▶ _To be done_:
Look through the data and write out every line with the word "this" in it.

▶ _Extracted entries_:
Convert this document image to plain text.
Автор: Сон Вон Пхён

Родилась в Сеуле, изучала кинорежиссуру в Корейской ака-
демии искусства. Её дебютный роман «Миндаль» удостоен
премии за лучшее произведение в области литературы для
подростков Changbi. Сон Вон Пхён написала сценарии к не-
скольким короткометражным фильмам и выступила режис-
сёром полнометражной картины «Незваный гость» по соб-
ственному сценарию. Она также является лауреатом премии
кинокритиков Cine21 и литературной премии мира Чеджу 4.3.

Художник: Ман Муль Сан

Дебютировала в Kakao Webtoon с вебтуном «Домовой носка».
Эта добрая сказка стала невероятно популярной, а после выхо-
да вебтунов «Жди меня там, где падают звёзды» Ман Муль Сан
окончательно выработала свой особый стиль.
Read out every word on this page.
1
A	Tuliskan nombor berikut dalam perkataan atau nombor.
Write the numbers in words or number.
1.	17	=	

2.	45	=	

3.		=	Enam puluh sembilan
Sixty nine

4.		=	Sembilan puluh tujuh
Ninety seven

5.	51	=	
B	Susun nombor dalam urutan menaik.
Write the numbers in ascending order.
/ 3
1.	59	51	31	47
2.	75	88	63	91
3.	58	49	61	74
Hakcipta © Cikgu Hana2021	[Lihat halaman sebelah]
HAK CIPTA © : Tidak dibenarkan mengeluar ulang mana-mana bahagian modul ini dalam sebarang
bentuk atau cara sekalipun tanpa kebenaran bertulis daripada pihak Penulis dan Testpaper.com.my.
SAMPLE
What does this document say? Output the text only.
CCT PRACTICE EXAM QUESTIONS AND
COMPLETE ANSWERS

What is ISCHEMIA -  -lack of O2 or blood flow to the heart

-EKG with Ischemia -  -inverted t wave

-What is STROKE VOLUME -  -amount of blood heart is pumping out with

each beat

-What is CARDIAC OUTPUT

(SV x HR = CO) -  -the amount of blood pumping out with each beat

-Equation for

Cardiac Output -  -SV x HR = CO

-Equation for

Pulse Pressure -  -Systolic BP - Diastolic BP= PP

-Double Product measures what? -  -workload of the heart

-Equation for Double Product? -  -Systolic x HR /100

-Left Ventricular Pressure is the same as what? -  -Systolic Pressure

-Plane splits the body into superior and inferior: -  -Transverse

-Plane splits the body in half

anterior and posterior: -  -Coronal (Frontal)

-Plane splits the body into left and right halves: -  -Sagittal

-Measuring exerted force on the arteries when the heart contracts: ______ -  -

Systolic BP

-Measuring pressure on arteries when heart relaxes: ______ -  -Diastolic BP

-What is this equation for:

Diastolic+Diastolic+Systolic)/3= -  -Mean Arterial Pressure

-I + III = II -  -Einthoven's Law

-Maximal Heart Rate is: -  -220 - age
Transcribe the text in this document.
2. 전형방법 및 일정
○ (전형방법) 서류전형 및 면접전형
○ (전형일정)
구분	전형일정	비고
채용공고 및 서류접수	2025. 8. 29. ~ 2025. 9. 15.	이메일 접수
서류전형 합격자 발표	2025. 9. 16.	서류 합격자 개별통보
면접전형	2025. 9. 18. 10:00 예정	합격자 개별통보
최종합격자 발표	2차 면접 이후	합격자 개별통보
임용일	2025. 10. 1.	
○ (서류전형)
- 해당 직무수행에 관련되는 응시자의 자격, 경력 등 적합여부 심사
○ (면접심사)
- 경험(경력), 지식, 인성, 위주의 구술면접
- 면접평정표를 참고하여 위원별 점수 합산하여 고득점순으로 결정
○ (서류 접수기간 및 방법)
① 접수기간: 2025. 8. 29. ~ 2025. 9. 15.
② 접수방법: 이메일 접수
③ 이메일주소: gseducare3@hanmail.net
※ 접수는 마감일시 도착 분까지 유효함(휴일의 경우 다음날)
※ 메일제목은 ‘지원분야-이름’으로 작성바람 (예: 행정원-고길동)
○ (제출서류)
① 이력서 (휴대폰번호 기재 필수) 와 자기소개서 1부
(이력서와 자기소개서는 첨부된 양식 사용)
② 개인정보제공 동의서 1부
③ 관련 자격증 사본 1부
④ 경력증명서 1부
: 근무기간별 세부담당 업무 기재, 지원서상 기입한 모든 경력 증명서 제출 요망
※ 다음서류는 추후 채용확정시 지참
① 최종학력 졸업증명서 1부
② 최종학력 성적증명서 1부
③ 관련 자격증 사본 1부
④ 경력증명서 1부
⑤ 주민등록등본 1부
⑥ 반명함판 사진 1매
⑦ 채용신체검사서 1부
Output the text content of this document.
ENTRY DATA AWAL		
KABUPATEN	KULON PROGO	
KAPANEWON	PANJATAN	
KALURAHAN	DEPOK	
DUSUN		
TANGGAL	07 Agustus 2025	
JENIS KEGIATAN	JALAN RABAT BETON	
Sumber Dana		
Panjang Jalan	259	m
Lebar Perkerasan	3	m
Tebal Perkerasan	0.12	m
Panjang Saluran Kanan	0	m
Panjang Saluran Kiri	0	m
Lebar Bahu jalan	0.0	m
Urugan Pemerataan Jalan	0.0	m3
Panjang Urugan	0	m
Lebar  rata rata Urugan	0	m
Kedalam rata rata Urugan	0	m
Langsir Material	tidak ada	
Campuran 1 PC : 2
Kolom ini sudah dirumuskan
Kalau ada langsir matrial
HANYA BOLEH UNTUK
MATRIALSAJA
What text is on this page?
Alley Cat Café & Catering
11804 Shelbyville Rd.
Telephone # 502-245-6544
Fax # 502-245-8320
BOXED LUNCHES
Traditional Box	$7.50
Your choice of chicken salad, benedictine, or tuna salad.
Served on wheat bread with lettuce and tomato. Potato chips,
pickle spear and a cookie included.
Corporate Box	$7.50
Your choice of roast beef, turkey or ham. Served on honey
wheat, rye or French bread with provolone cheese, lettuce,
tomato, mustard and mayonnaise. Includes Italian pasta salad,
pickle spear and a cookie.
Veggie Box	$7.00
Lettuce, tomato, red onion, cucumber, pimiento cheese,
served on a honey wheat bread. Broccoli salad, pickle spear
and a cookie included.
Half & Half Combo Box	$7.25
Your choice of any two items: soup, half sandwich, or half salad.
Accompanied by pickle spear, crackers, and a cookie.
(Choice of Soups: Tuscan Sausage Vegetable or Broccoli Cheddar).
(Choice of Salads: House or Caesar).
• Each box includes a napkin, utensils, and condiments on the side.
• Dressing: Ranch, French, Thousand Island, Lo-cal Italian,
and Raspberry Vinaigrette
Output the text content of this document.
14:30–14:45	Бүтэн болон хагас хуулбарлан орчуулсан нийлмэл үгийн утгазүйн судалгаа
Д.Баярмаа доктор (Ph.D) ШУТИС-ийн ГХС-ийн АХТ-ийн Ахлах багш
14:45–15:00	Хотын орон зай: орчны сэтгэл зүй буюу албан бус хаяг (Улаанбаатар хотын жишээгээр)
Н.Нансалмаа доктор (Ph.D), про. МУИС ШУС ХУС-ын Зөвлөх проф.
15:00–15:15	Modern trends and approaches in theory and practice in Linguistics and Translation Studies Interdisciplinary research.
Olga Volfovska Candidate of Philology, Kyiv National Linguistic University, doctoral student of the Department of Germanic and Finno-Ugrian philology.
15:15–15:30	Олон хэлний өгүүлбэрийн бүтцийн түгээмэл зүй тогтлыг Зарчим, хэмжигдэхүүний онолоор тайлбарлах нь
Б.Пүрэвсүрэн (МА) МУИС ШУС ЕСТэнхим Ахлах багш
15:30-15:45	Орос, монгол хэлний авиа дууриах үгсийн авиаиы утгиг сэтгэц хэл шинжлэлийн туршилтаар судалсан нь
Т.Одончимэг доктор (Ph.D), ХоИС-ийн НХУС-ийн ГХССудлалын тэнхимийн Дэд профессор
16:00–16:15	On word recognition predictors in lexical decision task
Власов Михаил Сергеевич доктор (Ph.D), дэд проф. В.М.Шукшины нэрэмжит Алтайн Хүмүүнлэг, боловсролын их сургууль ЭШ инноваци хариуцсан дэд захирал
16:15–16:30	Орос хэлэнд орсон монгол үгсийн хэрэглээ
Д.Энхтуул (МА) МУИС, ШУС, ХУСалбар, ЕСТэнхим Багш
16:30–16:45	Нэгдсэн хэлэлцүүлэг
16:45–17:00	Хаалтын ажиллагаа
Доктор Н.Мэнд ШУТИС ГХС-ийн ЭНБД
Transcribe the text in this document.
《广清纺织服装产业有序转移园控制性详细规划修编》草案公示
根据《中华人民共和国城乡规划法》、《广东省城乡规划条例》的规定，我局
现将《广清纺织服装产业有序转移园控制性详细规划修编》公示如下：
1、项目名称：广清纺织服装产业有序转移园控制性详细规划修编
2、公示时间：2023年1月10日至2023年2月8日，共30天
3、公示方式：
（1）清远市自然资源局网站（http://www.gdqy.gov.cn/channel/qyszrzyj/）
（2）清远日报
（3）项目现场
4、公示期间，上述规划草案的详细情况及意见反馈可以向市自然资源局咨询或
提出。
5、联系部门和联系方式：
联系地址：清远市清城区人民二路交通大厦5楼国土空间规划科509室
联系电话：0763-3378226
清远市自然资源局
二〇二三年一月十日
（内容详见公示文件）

▶ _Solution below_:
Convert this document image to plain text.
Read out every word on this page.
What does this document say? Output the text only.
-What is this equation for:
Transcribe the text in this document.
Output the text content of this document.
What text is on this page?
Output the text content of this document.
Transcribe the text in this document.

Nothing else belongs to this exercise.